• **Instructions to follow**
Spot every line with the word "первичную" and return it.

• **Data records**

>> Begin

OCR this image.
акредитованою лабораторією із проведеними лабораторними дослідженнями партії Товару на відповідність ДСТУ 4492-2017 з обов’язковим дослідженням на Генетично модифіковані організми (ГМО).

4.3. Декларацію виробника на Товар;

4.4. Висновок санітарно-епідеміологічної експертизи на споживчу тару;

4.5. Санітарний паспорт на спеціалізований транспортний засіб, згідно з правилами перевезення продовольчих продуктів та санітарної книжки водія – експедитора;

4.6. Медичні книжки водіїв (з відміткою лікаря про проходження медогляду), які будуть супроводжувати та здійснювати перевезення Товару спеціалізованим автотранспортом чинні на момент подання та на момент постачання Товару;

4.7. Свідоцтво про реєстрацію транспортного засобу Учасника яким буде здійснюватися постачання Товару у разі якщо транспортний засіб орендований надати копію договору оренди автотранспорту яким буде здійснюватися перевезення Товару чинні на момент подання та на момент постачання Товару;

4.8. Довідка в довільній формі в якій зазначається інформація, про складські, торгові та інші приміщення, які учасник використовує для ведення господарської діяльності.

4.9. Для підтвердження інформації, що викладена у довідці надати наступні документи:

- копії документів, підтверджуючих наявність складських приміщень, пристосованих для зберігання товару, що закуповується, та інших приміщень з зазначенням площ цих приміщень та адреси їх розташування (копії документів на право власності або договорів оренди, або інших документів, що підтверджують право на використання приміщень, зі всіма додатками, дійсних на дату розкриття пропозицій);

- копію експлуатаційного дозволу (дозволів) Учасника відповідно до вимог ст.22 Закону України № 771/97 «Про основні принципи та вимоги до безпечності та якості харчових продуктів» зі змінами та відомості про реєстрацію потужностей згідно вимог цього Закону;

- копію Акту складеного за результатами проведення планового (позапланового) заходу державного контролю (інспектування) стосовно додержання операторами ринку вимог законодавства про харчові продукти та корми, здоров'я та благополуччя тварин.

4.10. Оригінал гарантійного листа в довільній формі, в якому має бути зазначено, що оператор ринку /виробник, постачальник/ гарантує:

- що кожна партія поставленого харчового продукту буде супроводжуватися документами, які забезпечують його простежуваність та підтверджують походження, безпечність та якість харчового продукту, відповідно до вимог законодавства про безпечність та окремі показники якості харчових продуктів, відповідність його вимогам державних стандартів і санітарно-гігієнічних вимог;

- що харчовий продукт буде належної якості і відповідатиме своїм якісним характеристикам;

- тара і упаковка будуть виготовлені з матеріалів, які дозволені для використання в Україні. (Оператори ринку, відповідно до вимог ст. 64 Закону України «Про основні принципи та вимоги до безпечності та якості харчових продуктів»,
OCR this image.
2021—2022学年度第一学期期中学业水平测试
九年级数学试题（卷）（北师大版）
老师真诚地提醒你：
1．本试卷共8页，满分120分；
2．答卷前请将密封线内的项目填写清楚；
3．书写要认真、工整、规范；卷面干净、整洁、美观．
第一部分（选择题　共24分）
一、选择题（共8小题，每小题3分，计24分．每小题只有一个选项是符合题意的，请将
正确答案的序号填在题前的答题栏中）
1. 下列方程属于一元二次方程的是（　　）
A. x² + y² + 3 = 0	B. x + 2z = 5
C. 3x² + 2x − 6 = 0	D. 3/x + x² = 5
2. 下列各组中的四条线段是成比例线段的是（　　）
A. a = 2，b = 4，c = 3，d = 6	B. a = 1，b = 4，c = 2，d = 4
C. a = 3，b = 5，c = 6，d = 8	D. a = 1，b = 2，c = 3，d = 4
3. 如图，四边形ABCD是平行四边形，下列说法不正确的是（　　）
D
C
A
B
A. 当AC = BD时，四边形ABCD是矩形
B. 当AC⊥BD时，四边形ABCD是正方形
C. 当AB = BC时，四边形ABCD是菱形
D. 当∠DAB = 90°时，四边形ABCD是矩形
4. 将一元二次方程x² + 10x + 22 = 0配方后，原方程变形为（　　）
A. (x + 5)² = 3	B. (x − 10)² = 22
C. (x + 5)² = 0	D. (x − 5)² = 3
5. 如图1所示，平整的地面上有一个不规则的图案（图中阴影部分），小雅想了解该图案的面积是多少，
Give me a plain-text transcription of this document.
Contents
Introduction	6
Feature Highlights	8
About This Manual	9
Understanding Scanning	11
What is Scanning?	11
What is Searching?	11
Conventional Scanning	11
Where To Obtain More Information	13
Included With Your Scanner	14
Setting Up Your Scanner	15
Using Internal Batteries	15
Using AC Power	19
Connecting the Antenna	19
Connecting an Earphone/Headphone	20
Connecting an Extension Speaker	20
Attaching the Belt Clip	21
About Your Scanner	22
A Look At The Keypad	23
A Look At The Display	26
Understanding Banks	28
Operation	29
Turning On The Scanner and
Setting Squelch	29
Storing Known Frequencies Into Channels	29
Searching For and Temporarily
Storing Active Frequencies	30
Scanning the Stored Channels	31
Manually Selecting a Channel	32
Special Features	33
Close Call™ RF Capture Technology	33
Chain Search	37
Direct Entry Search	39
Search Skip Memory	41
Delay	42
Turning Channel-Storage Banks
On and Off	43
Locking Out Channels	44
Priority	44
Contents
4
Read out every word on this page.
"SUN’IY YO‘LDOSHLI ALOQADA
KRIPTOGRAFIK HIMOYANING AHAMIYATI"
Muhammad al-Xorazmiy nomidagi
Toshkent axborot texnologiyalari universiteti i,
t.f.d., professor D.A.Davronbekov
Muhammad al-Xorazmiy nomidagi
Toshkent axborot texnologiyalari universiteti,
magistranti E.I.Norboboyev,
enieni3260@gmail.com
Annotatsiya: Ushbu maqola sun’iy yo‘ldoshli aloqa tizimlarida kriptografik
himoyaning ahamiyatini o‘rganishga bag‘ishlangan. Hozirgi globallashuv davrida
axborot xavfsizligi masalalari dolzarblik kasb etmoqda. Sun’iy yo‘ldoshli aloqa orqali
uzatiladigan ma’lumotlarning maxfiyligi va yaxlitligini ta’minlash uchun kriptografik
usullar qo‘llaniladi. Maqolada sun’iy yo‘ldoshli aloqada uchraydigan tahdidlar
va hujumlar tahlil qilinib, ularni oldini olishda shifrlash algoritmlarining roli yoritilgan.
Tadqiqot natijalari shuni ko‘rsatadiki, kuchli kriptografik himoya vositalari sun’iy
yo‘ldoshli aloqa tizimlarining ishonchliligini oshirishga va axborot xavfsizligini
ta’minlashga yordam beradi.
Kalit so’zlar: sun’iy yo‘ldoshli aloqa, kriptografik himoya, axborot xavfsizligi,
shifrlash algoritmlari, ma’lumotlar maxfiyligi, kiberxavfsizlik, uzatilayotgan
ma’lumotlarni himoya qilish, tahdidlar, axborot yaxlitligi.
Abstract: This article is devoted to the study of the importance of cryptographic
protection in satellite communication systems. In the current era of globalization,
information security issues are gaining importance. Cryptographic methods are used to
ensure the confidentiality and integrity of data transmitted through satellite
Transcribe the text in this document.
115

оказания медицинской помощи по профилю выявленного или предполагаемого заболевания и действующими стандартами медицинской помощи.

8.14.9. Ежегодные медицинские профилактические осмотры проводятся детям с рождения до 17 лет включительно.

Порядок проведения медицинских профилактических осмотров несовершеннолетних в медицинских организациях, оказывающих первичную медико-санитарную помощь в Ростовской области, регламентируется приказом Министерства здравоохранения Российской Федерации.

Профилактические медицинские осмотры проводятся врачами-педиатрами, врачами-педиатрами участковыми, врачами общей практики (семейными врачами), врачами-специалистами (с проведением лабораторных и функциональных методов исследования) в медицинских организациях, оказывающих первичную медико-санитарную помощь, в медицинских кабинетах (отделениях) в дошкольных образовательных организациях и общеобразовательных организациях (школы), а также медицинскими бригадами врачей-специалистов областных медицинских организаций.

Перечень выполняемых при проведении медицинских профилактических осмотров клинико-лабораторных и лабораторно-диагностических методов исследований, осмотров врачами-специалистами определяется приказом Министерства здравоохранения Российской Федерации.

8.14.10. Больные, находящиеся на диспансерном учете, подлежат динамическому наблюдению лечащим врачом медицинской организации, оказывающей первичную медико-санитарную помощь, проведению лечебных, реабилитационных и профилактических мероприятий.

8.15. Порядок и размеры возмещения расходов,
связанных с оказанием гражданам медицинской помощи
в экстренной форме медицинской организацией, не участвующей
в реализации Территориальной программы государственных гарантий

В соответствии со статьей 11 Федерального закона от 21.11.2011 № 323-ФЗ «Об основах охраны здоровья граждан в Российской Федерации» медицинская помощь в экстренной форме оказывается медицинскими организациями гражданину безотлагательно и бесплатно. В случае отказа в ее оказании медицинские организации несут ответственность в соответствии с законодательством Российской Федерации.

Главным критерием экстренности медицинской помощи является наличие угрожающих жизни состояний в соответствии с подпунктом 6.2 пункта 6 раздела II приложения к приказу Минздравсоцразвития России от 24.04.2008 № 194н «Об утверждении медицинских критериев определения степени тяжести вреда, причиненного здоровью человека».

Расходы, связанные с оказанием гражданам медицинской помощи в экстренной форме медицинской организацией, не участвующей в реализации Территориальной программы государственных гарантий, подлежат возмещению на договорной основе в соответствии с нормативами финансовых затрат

>> End

• **Answer to the exercise**
Порядок проведения медицинских профилактических осмотров несовершеннолетних в медицинских организациях, оказывающих первичную медико-санитарную помощь в Ростовской области, регламентируется приказом Министерства здравоохранения Российской Федерации.
Профилактические медицинские осмотры проводятся врачами-педиатрами, врачами-педиатрами участковыми, врачами общей практики (семейными врачами), врачами-специалистами (с проведением лабораторных и функциональных методов исследования) в медицинских организациях, оказывающих первичную медико-санитарную помощь, в медицинских кабинетах (отделениях) в дошкольных образовательных организациях и общеобразовательных организациях (школы), а также медицинскими бригадами врачей-специалистов областных медицинских организаций.
8.14.10. Больные, находящиеся на диспансерном учете, подлежат динамическому наблюдению лечащим врачом медицинской организации, оказывающей первичную медико-санитарную помощь, проведению лечебных, реабилитационных и профилактических мероприятий.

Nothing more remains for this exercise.